╔══
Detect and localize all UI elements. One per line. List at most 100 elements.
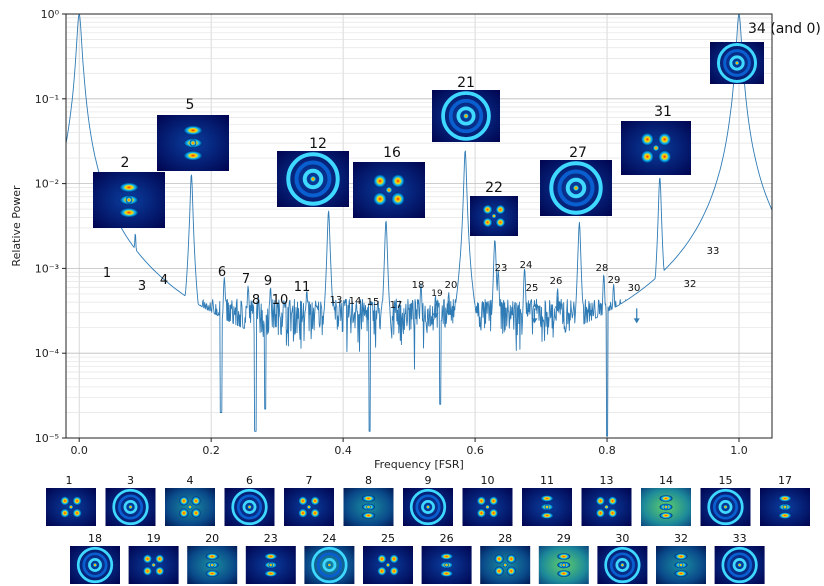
peak-label: 26 bbox=[550, 276, 563, 287]
y-tick-label: 10⁻⁵ bbox=[35, 432, 59, 445]
mode-ring bbox=[415, 494, 441, 520]
mode-lobe bbox=[155, 566, 165, 576]
peak-label: 4 bbox=[160, 273, 168, 288]
peak-label: 27 bbox=[569, 145, 587, 161]
mode-ring bbox=[448, 98, 484, 134]
thumbnail-mode-image bbox=[538, 546, 589, 584]
mode-ring bbox=[316, 552, 342, 578]
mode-lobe bbox=[595, 496, 605, 506]
mode-lobe bbox=[476, 496, 486, 506]
mode-lobe bbox=[489, 508, 499, 518]
inset-mode-image bbox=[277, 151, 349, 207]
mode-lobe bbox=[205, 570, 219, 577]
peak-label: 32 bbox=[684, 279, 697, 290]
thumbnail-label: 26 bbox=[440, 532, 454, 545]
mode-lobe bbox=[778, 495, 792, 502]
peak-label: 9 bbox=[264, 274, 272, 289]
mode-ring bbox=[718, 500, 733, 514]
mode-center bbox=[92, 562, 98, 568]
thumbnail-mode-image bbox=[641, 488, 691, 526]
peak-label: 30 bbox=[628, 283, 641, 294]
mode-center bbox=[485, 504, 490, 510]
peak-label: 17 bbox=[390, 300, 403, 311]
mode-center bbox=[544, 504, 550, 510]
mode-lobe bbox=[506, 566, 516, 576]
peak-label: 15 bbox=[367, 297, 380, 308]
mode-ring bbox=[712, 494, 739, 520]
thumbnail-label: 25 bbox=[381, 532, 395, 545]
mode-lobe bbox=[640, 150, 654, 164]
mode-center bbox=[444, 562, 449, 568]
mode-lobe bbox=[494, 566, 504, 576]
mode-lobe bbox=[391, 174, 405, 188]
peak-label: 28 bbox=[596, 263, 609, 274]
mode-ring bbox=[441, 91, 491, 141]
mode-ring bbox=[76, 546, 114, 584]
x-tick-label: 0.6 bbox=[466, 444, 484, 457]
mode-ring bbox=[615, 558, 630, 572]
mode-lobe bbox=[658, 132, 672, 146]
thumbnail-mode-image bbox=[70, 546, 120, 584]
peak-label: 31 bbox=[654, 104, 672, 120]
mode-center bbox=[678, 562, 684, 568]
mode-lobe bbox=[608, 496, 618, 506]
mode-center bbox=[385, 562, 391, 568]
peak-label: 12 bbox=[309, 136, 327, 152]
y-axis-label: Relative Power bbox=[10, 185, 23, 267]
spectrum-line bbox=[66, 14, 772, 437]
mode-lobe bbox=[205, 553, 219, 560]
peak-label: 7 bbox=[242, 272, 250, 287]
mode-lobe bbox=[119, 182, 139, 193]
peak-label: 5 bbox=[186, 97, 195, 113]
peak-label: 11 bbox=[294, 280, 311, 295]
mode-lobe bbox=[264, 553, 278, 560]
thumbnail-label: 10 bbox=[481, 474, 495, 487]
thumbnail-mode-image bbox=[656, 546, 706, 584]
thumbnail-mode-image bbox=[403, 488, 453, 526]
mode-lobe bbox=[142, 554, 153, 564]
mode-center bbox=[572, 184, 580, 192]
mode-ring bbox=[721, 546, 758, 584]
mode-ring bbox=[112, 488, 149, 526]
mode-center bbox=[723, 504, 728, 510]
thumbnail-label: 30 bbox=[615, 532, 629, 545]
mode-ring bbox=[557, 169, 595, 207]
peak-label: 25 bbox=[526, 283, 539, 294]
mode-lobe bbox=[674, 570, 688, 577]
thumbnail-label: 24 bbox=[322, 532, 336, 545]
mode-lobe bbox=[155, 554, 165, 564]
thumbnail-label: 33 bbox=[733, 532, 747, 545]
thumbnail-label: 13 bbox=[600, 474, 614, 487]
thumbnail-mode-image bbox=[304, 546, 355, 584]
mode-center bbox=[187, 504, 193, 510]
mode-center bbox=[737, 562, 742, 568]
thumbnail-label: 20 bbox=[205, 532, 219, 545]
mode-center bbox=[782, 504, 788, 510]
mode-lobe bbox=[476, 508, 486, 518]
thumbnail-mode-image bbox=[760, 488, 810, 526]
mode-lobe bbox=[362, 512, 375, 519]
mode-ring bbox=[409, 488, 447, 526]
mode-center bbox=[247, 504, 252, 510]
thumbnail-label: 8 bbox=[365, 474, 372, 487]
peak-label: 13 bbox=[330, 295, 343, 306]
mode-lobe bbox=[191, 496, 201, 506]
mode-center bbox=[385, 186, 393, 194]
mode-center bbox=[209, 562, 215, 568]
mode-center bbox=[604, 504, 609, 510]
peak-label: 34 (and 0) bbox=[748, 21, 821, 37]
mode-ring bbox=[549, 161, 603, 215]
thumbnail-label: 7 bbox=[306, 474, 313, 487]
peak-arrows bbox=[432, 296, 640, 324]
thumbnail-label: 29 bbox=[557, 532, 571, 545]
mode-center bbox=[327, 562, 332, 568]
mode-lobe bbox=[60, 496, 70, 506]
thumbnail-mode-image bbox=[343, 488, 394, 526]
peak-label: 23 bbox=[495, 263, 508, 274]
mode-center bbox=[425, 504, 431, 510]
mode-center bbox=[128, 504, 133, 510]
inset-mode-image bbox=[157, 115, 229, 171]
plot-frame bbox=[65, 13, 773, 439]
mode-lobe bbox=[674, 553, 688, 560]
mode-lobe bbox=[440, 570, 454, 577]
╚══
§ Work instructions:
Please reproduce every line of the items above word for word, leaving out the pictures.

§ The result:
Detect and localize all UI elements. One per line. List at most 100 elements.
peak-label: 26 bbox=[550, 276, 563, 287]
y-tick-label: 10⁻⁵ bbox=[35, 432, 59, 445]
mode-ring bbox=[415, 494, 441, 520]
mode-lobe bbox=[155, 566, 165, 576]
peak-label: 4 bbox=[160, 273, 168, 288]
peak-label: 27 bbox=[569, 145, 587, 161]
mode-ring bbox=[448, 98, 484, 134]
thumbnail-mode-image bbox=[538, 546, 589, 584]
mode-ring bbox=[316, 552, 342, 578]
mode-lobe bbox=[595, 496, 605, 506]
mode-lobe bbox=[476, 496, 486, 506]
mode-lobe bbox=[489, 508, 499, 518]
inset-mode-image bbox=[277, 151, 349, 207]
mode-lobe bbox=[205, 570, 219, 577]
peak-label: 32 bbox=[684, 279, 697, 290]
thumbnail-label: 26 bbox=[440, 532, 454, 545]
mode-lobe bbox=[778, 495, 792, 502]
peak-label: 9 bbox=[264, 274, 272, 289]
mode-ring bbox=[718, 500, 733, 514]
mode-center bbox=[92, 562, 98, 568]
thumbnail-mode-image bbox=[641, 488, 691, 526]
peak-label: 30 bbox=[628, 283, 641, 294]
mode-center bbox=[485, 504, 490, 510]
peak-label: 17 bbox=[390, 300, 403, 311]
mode-center bbox=[544, 504, 550, 510]
mode-lobe bbox=[506, 566, 516, 576]
peak-label: 15 bbox=[367, 297, 380, 308]
mode-ring bbox=[712, 494, 739, 520]
thumbnail-label: 25 bbox=[381, 532, 395, 545]
mode-lobe bbox=[640, 150, 654, 164]
mode-center bbox=[444, 562, 449, 568]
mode-lobe bbox=[494, 566, 504, 576]
mode-lobe bbox=[391, 174, 405, 188]
peak-label: 28 bbox=[596, 263, 609, 274]
mode-ring bbox=[441, 91, 491, 141]
mode-ring bbox=[76, 546, 114, 584]
x-tick-label: 0.6 bbox=[466, 444, 484, 457]
mode-ring bbox=[615, 558, 630, 572]
mode-lobe bbox=[658, 132, 672, 146]
thumbnail-mode-image bbox=[70, 546, 120, 584]
peak-label: 31 bbox=[654, 104, 672, 120]
mode-center bbox=[678, 562, 684, 568]
mode-lobe bbox=[608, 496, 618, 506]
mode-center bbox=[385, 562, 391, 568]
peak-label: 12 bbox=[309, 136, 327, 152]
y-axis-label: Relative Power bbox=[10, 185, 23, 267]
spectrum-line bbox=[66, 14, 772, 437]
mode-lobe bbox=[205, 553, 219, 560]
peak-label: 7 bbox=[242, 272, 250, 287]
mode-lobe bbox=[119, 182, 139, 193]
peak-label: 5 bbox=[186, 97, 195, 113]
peak-label: 11 bbox=[294, 280, 311, 295]
mode-lobe bbox=[264, 553, 278, 560]
thumbnail-label: 10 bbox=[481, 474, 495, 487]
thumbnail-mode-image bbox=[656, 546, 706, 584]
thumbnail-mode-image bbox=[403, 488, 453, 526]
mode-lobe bbox=[142, 554, 153, 564]
mode-center bbox=[572, 184, 580, 192]
mode-ring bbox=[721, 546, 758, 584]
mode-ring bbox=[112, 488, 149, 526]
mode-center bbox=[723, 504, 728, 510]
thumbnail-label: 30 bbox=[615, 532, 629, 545]
mode-ring bbox=[557, 169, 595, 207]
peak-label: 25 bbox=[526, 283, 539, 294]
mode-lobe bbox=[674, 570, 688, 577]
thumbnail-label: 24 bbox=[322, 532, 336, 545]
mode-lobe bbox=[155, 554, 165, 564]
thumbnail-label: 33 bbox=[733, 532, 747, 545]
thumbnail-label: 13 bbox=[600, 474, 614, 487]
thumbnail-mode-image bbox=[304, 546, 355, 584]
mode-center bbox=[187, 504, 193, 510]
mode-center bbox=[737, 562, 742, 568]
thumbnail-label: 20 bbox=[205, 532, 219, 545]
mode-center bbox=[782, 504, 788, 510]
mode-lobe bbox=[476, 508, 486, 518]
thumbnail-mode-image bbox=[760, 488, 810, 526]
mode-lobe bbox=[362, 512, 375, 519]
mode-ring bbox=[409, 488, 447, 526]
mode-center bbox=[247, 504, 252, 510]
thumbnail-label: 8 bbox=[365, 474, 372, 487]
peak-label: 13 bbox=[330, 295, 343, 306]
mode-lobe bbox=[191, 496, 201, 506]
mode-center bbox=[385, 186, 393, 194]
mode-center bbox=[209, 562, 215, 568]
mode-center bbox=[604, 504, 609, 510]
peak-label: 34 (and 0) bbox=[748, 21, 821, 37]
mode-ring bbox=[549, 161, 603, 215]
thumbnail-label: 7 bbox=[306, 474, 313, 487]
peak-arrows bbox=[432, 296, 640, 324]
thumbnail-label: 29 bbox=[557, 532, 571, 545]
mode-center bbox=[327, 562, 332, 568]
mode-lobe bbox=[60, 496, 70, 506]
thumbnail-mode-image bbox=[343, 488, 394, 526]
peak-label: 23 bbox=[495, 263, 508, 274]
mode-center bbox=[425, 504, 431, 510]
mode-center bbox=[128, 504, 133, 510]
inset-mode-image bbox=[157, 115, 229, 171]
plot-frame bbox=[65, 13, 773, 439]
mode-lobe bbox=[674, 553, 688, 560]
mode-lobe bbox=[440, 570, 454, 577]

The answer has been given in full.